The records that follow are to be transcribed in full, without their images.
■ ■ ■ ■ ■
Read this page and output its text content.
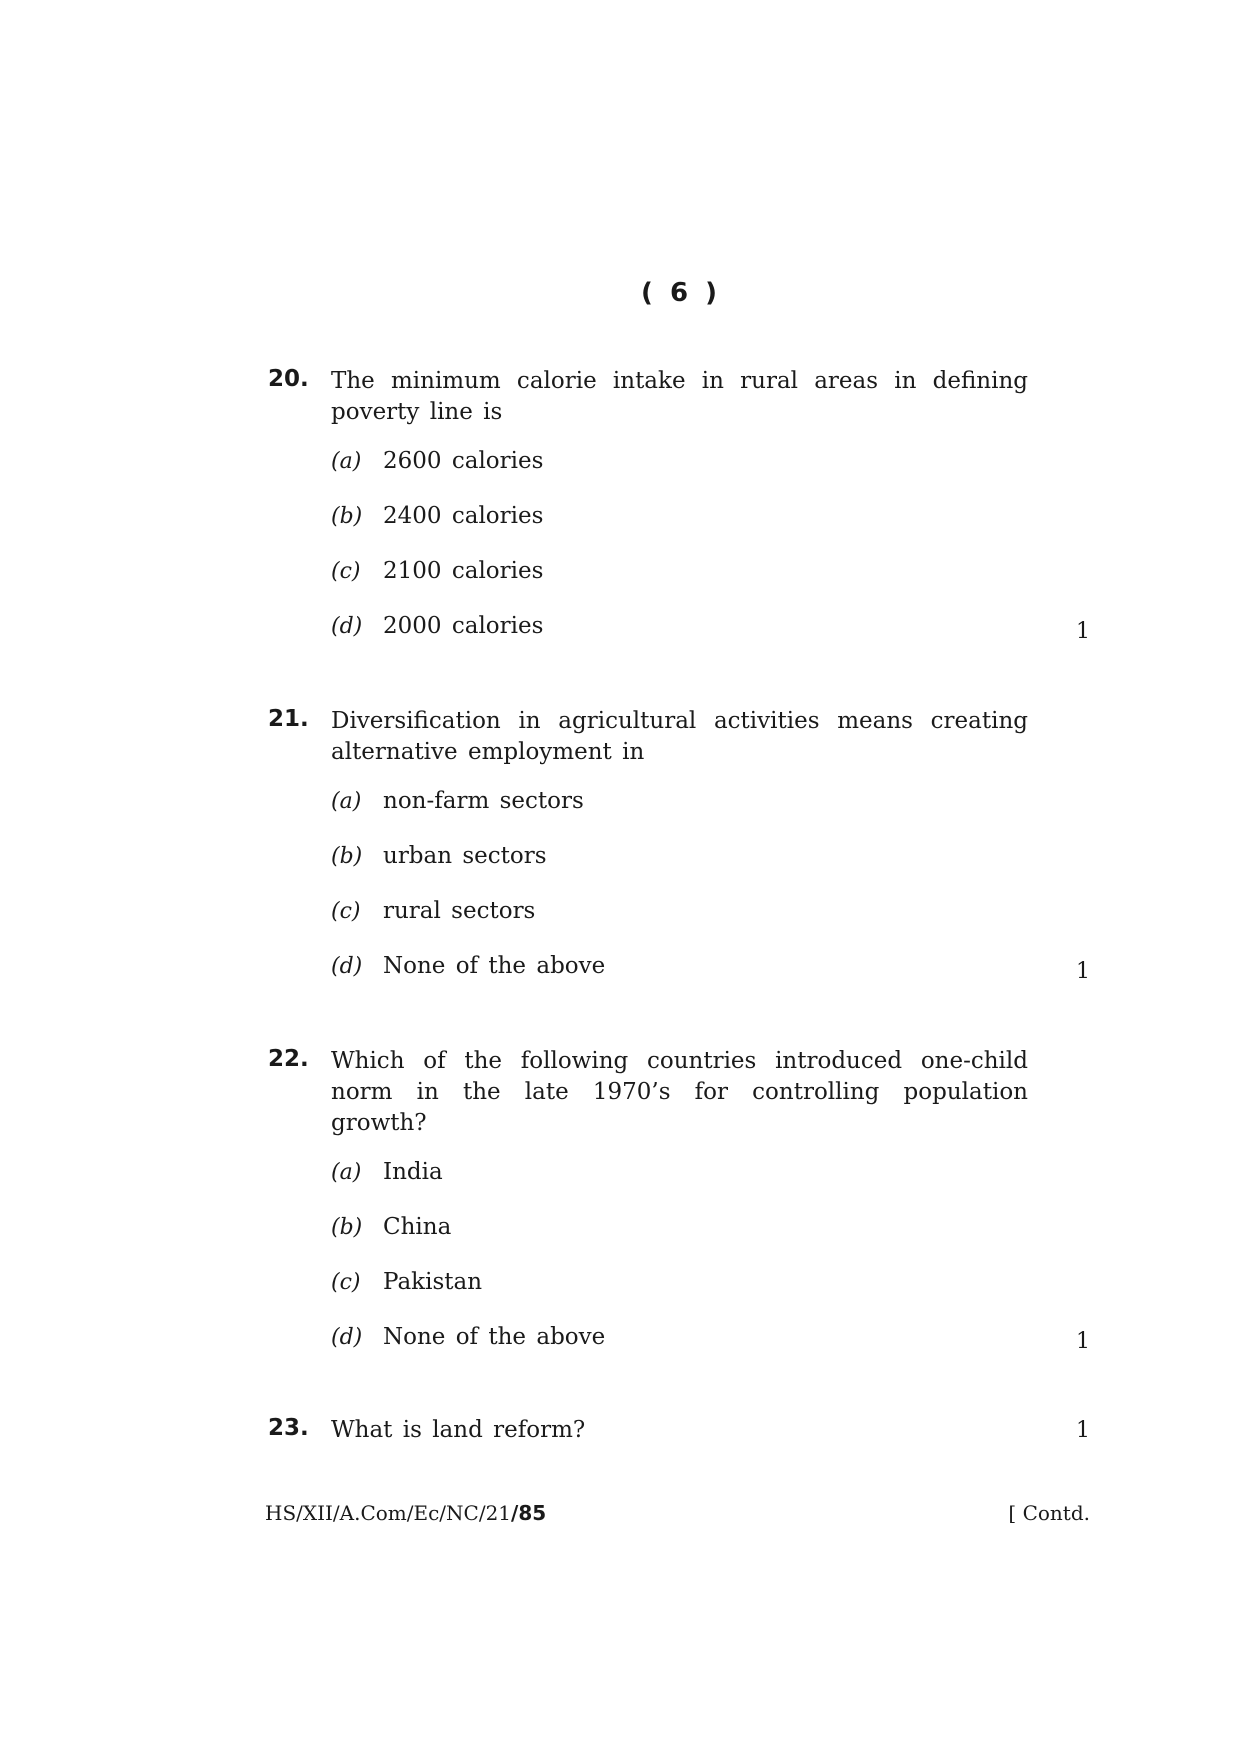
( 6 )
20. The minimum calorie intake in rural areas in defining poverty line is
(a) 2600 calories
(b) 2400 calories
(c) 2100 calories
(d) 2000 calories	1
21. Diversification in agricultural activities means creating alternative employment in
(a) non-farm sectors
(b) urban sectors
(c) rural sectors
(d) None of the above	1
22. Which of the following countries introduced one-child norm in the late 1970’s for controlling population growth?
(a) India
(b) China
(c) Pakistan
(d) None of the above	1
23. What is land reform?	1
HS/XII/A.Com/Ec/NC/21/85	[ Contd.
■ ■ ■ ■ ■
> _WRITTEN SOLUTION_:
Read this page and output its text content.
( 6 )
20. The minimum calorie intake in rural areas in defining poverty line is
(a) 2600 calories
(b) 2400 calories
(c) 2100 calories
(d) 2000 calories	1
21. Diversification in agricultural activities means creating alternative employment in
(a) non-farm sectors
(b) urban sectors
(c) rural sectors
(d) None of the above	1
22. Which of the following countries introduced one-child norm in the late 1970’s for controlling population growth?
(a) India
(b) China
(c) Pakistan
(d) None of the above	1
23. What is land reform?	1
HS/XII/A.Com/Ec/NC/21/85	[ Contd.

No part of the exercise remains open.